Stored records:

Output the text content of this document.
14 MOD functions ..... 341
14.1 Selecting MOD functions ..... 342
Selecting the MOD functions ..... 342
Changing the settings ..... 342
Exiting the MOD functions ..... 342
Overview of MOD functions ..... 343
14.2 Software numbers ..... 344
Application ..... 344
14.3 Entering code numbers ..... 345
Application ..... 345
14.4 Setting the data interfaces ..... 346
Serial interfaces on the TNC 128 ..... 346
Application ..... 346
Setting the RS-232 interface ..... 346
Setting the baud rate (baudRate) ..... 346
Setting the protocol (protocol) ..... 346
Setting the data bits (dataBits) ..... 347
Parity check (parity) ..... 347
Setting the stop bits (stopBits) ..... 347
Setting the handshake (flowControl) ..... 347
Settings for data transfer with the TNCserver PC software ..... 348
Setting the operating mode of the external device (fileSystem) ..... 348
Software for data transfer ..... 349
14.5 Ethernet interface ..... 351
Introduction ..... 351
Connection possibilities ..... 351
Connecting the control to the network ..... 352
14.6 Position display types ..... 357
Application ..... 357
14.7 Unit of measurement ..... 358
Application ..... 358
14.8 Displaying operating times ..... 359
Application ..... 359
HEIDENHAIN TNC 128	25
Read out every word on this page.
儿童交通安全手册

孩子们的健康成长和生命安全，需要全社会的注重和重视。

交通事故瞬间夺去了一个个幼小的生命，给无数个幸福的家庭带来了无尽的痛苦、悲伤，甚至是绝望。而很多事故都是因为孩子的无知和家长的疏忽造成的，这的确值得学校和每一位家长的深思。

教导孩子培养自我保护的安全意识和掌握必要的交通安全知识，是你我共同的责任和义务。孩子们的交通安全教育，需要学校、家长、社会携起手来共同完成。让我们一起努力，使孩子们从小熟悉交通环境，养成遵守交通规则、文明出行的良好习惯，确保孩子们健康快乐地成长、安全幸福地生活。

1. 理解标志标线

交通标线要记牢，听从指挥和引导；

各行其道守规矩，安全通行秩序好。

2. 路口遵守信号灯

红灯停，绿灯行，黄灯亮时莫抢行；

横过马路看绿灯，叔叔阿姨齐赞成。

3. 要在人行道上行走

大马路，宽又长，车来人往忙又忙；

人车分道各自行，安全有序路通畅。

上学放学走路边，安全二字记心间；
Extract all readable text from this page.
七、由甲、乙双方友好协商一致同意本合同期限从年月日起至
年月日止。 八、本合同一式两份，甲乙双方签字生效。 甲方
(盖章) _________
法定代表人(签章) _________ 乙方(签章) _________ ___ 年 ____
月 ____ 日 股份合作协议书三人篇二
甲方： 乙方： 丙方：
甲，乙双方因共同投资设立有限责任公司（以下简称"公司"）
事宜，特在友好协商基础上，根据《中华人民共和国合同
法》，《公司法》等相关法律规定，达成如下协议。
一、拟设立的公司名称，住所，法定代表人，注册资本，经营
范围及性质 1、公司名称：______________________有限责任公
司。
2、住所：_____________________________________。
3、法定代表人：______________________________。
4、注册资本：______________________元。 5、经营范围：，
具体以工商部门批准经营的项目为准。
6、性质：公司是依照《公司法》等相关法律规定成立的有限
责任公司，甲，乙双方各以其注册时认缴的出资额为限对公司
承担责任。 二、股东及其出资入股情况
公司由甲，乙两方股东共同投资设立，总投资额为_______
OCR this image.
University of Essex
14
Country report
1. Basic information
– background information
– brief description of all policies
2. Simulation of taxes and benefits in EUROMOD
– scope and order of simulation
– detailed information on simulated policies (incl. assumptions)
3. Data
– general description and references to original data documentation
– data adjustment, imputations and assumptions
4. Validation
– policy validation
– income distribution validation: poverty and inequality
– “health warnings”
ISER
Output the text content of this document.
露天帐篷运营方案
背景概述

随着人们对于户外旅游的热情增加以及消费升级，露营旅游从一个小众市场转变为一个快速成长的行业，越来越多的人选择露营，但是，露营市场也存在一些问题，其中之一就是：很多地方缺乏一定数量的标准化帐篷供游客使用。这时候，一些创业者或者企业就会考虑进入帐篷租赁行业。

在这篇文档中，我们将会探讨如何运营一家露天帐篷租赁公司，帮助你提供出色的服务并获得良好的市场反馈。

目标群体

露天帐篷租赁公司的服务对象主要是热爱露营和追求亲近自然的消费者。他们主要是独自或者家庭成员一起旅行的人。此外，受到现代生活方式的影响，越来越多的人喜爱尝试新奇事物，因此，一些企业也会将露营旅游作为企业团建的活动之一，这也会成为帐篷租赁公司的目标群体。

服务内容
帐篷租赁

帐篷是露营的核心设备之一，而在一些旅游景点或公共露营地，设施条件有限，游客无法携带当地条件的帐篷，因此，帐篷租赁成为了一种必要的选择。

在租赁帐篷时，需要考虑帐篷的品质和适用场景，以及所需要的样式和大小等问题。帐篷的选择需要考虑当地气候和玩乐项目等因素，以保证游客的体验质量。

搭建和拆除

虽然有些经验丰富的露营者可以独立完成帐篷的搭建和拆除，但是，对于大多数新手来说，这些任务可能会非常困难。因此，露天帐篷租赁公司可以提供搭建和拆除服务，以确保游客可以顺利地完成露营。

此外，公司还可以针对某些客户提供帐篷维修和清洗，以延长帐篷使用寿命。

Short task:
Go through the listing and print each line exactly as it appears.

Finished task:
Output the text content of this document.
14 MOD functions ..... 341
14.1 Selecting MOD functions ..... 342
Selecting the MOD functions ..... 342
Changing the settings ..... 342
Exiting the MOD functions ..... 342
Overview of MOD functions ..... 343
14.2 Software numbers ..... 344
Application ..... 344
14.3 Entering code numbers ..... 345
Application ..... 345
14.4 Setting the data interfaces ..... 346
Serial interfaces on the TNC 128 ..... 346
Application ..... 346
Setting the RS-232 interface ..... 346
Setting the baud rate (baudRate) ..... 346
Setting the protocol (protocol) ..... 346
Setting the data bits (dataBits) ..... 347
Parity check (parity) ..... 347
Setting the stop bits (stopBits) ..... 347
Setting the handshake (flowControl) ..... 347
Settings for data transfer with the TNCserver PC software ..... 348
Setting the operating mode of the external device (fileSystem) ..... 348
Software for data transfer ..... 349
14.5 Ethernet interface ..... 351
Introduction ..... 351
Connection possibilities ..... 351
Connecting the control to the network ..... 352
14.6 Position display types ..... 357
Application ..... 357
14.7 Unit of measurement ..... 358
Application ..... 358
14.8 Displaying operating times ..... 359
Application ..... 359
HEIDENHAIN TNC 128	25
Read out every word on this page.
儿童交通安全手册

孩子们的健康成长和生命安全，需要全社会的注重和重视。

交通事故瞬间夺去了一个个幼小的生命，给无数个幸福的家庭带来了无尽的痛苦、悲伤，甚至是绝望。而很多事故都是因为孩子的无知和家长的疏忽造成的，这的确值得学校和每一位家长的深思。

教导孩子培养自我保护的安全意识和掌握必要的交通安全知识，是你我共同的责任和义务。孩子们的交通安全教育，需要学校、家长、社会携起手来共同完成。让我们一起努力，使孩子们从小熟悉交通环境，养成遵守交通规则、文明出行的良好习惯，确保孩子们健康快乐地成长、安全幸福地生活。

1. 理解标志标线

交通标线要记牢，听从指挥和引导；

各行其道守规矩，安全通行秩序好。

2. 路口遵守信号灯

红灯停，绿灯行，黄灯亮时莫抢行；

横过马路看绿灯，叔叔阿姨齐赞成。

3. 要在人行道上行走

大马路，宽又长，车来人往忙又忙；

人车分道各自行，安全有序路通畅。

上学放学走路边，安全二字记心间；
Extract all readable text from this page.
七、由甲、乙双方友好协商一致同意本合同期限从年月日起至
年月日止。 八、本合同一式两份，甲乙双方签字生效。 甲方
(盖章) _________
法定代表人(签章) _________ 乙方(签章) _________ ___ 年 ____
月 ____ 日 股份合作协议书三人篇二
甲方： 乙方： 丙方：
甲，乙双方因共同投资设立有限责任公司（以下简称"公司"）
事宜，特在友好协商基础上，根据《中华人民共和国合同
法》，《公司法》等相关法律规定，达成如下协议。
一、拟设立的公司名称，住所，法定代表人，注册资本，经营
范围及性质 1、公司名称：______________________有限责任公
司。
2、住所：_____________________________________。
3、法定代表人：______________________________。
4、注册资本：______________________元。 5、经营范围：，
具体以工商部门批准经营的项目为准。
6、性质：公司是依照《公司法》等相关法律规定成立的有限
责任公司，甲，乙双方各以其注册时认缴的出资额为限对公司
承担责任。 二、股东及其出资入股情况
公司由甲，乙两方股东共同投资设立，总投资额为_______
OCR this image.
University of Essex
14
Country report
1. Basic information
– background information
– brief description of all policies
2. Simulation of taxes and benefits in EUROMOD
– scope and order of simulation
– detailed information on simulated policies (incl. assumptions)
3. Data
– general description and references to original data documentation
– data adjustment, imputations and assumptions
4. Validation
– policy validation
– income distribution validation: poverty and inequality
– “health warnings”
ISER
Output the text content of this document.
露天帐篷运营方案
背景概述

随着人们对于户外旅游的热情增加以及消费升级，露营旅游从一个小众市场转变为一个快速成长的行业，越来越多的人选择露营，但是，露营市场也存在一些问题，其中之一就是：很多地方缺乏一定数量的标准化帐篷供游客使用。这时候，一些创业者或者企业就会考虑进入帐篷租赁行业。

在这篇文档中，我们将会探讨如何运营一家露天帐篷租赁公司，帮助你提供出色的服务并获得良好的市场反馈。

目标群体

露天帐篷租赁公司的服务对象主要是热爱露营和追求亲近自然的消费者。他们主要是独自或者家庭成员一起旅行的人。此外，受到现代生活方式的影响，越来越多的人喜爱尝试新奇事物，因此，一些企业也会将露营旅游作为企业团建的活动之一，这也会成为帐篷租赁公司的目标群体。

服务内容
帐篷租赁

帐篷是露营的核心设备之一，而在一些旅游景点或公共露营地，设施条件有限，游客无法携带当地条件的帐篷，因此，帐篷租赁成为了一种必要的选择。

在租赁帐篷时，需要考虑帐篷的品质和适用场景，以及所需要的样式和大小等问题。帐篷的选择需要考虑当地气候和玩乐项目等因素，以保证游客的体验质量。

搭建和拆除

虽然有些经验丰富的露营者可以独立完成帐篷的搭建和拆除，但是，对于大多数新手来说，这些任务可能会非常困难。因此，露天帐篷租赁公司可以提供搭建和拆除服务，以确保游客可以顺利地完成露营。

此外，公司还可以针对某些客户提供帐篷维修和清洗，以延长帐篷使用寿命。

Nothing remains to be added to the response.